Objective
Take down each entry exactly as written.

═══ Given records ═══

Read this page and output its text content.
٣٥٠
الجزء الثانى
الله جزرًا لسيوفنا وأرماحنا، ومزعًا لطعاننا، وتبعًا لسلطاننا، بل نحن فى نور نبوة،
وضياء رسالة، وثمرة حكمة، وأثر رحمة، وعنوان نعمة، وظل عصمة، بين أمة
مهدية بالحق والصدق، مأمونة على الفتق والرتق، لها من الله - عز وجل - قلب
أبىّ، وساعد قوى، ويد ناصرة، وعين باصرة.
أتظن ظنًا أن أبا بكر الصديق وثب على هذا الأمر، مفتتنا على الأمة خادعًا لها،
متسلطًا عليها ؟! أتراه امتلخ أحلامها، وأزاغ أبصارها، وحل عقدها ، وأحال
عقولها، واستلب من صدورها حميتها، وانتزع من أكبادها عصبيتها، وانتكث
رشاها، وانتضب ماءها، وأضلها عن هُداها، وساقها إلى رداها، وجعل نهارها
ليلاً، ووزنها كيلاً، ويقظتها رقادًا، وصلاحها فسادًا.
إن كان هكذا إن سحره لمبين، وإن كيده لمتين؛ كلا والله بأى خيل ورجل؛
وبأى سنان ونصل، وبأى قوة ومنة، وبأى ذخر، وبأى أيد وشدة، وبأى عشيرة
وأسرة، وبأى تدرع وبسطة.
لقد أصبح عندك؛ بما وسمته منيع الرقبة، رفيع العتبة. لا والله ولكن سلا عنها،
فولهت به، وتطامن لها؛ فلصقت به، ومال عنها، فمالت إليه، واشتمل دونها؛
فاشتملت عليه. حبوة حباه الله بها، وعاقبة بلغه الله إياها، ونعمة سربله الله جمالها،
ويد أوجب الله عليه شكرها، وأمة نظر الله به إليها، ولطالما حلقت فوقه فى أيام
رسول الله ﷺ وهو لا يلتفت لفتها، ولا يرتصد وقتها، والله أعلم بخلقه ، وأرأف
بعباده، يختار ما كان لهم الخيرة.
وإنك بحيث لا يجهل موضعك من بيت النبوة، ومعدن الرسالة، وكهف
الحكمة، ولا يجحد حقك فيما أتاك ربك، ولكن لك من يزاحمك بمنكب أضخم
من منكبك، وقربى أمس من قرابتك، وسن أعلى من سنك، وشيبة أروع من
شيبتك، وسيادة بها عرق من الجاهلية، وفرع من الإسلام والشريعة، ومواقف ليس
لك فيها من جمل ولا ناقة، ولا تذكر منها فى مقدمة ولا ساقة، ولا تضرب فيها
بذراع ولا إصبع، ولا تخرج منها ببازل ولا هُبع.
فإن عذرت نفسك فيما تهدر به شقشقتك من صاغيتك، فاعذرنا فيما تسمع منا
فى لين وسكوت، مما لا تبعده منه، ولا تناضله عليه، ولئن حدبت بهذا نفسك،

═══

Written answer
Read this page and output its text content.
٣٥٠
الجزء الثانى
الله جزرًا لسيوفنا وأرماحنا، ومزعًا لطعاننا، وتبعًا لسلطاننا، بل نحن فى نور نبوة،
وضياء رسالة، وثمرة حكمة، وأثر رحمة، وعنوان نعمة، وظل عصمة، بين أمة
مهدية بالحق والصدق، مأمونة على الفتق والرتق، لها من الله - عز وجل - قلب
أبىّ، وساعد قوى، ويد ناصرة، وعين باصرة.
أتظن ظنًا أن أبا بكر الصديق وثب على هذا الأمر، مفتتنا على الأمة خادعًا لها،
متسلطًا عليها ؟! أتراه امتلخ أحلامها، وأزاغ أبصارها، وحل عقدها ، وأحال
عقولها، واستلب من صدورها حميتها، وانتزع من أكبادها عصبيتها، وانتكث
رشاها، وانتضب ماءها، وأضلها عن هُداها، وساقها إلى رداها، وجعل نهارها
ليلاً، ووزنها كيلاً، ويقظتها رقادًا، وصلاحها فسادًا.
إن كان هكذا إن سحره لمبين، وإن كيده لمتين؛ كلا والله بأى خيل ورجل؛
وبأى سنان ونصل، وبأى قوة ومنة، وبأى ذخر، وبأى أيد وشدة، وبأى عشيرة
وأسرة، وبأى تدرع وبسطة.
لقد أصبح عندك؛ بما وسمته منيع الرقبة، رفيع العتبة. لا والله ولكن سلا عنها،
فولهت به، وتطامن لها؛ فلصقت به، ومال عنها، فمالت إليه، واشتمل دونها؛
فاشتملت عليه. حبوة حباه الله بها، وعاقبة بلغه الله إياها، ونعمة سربله الله جمالها،
ويد أوجب الله عليه شكرها، وأمة نظر الله به إليها، ولطالما حلقت فوقه فى أيام
رسول الله ﷺ وهو لا يلتفت لفتها، ولا يرتصد وقتها، والله أعلم بخلقه ، وأرأف
بعباده، يختار ما كان لهم الخيرة.
وإنك بحيث لا يجهل موضعك من بيت النبوة، ومعدن الرسالة، وكهف
الحكمة، ولا يجحد حقك فيما أتاك ربك، ولكن لك من يزاحمك بمنكب أضخم
من منكبك، وقربى أمس من قرابتك، وسن أعلى من سنك، وشيبة أروع من
شيبتك، وسيادة بها عرق من الجاهلية، وفرع من الإسلام والشريعة، ومواقف ليس
لك فيها من جمل ولا ناقة، ولا تذكر منها فى مقدمة ولا ساقة، ولا تضرب فيها
بذراع ولا إصبع، ولا تخرج منها ببازل ولا هُبع.
فإن عذرت نفسك فيما تهدر به شقشقتك من صاغيتك، فاعذرنا فيما تسمع منا
فى لين وسكوت، مما لا تبعده منه، ولا تناضله عليه، ولئن حدبت بهذا نفسك،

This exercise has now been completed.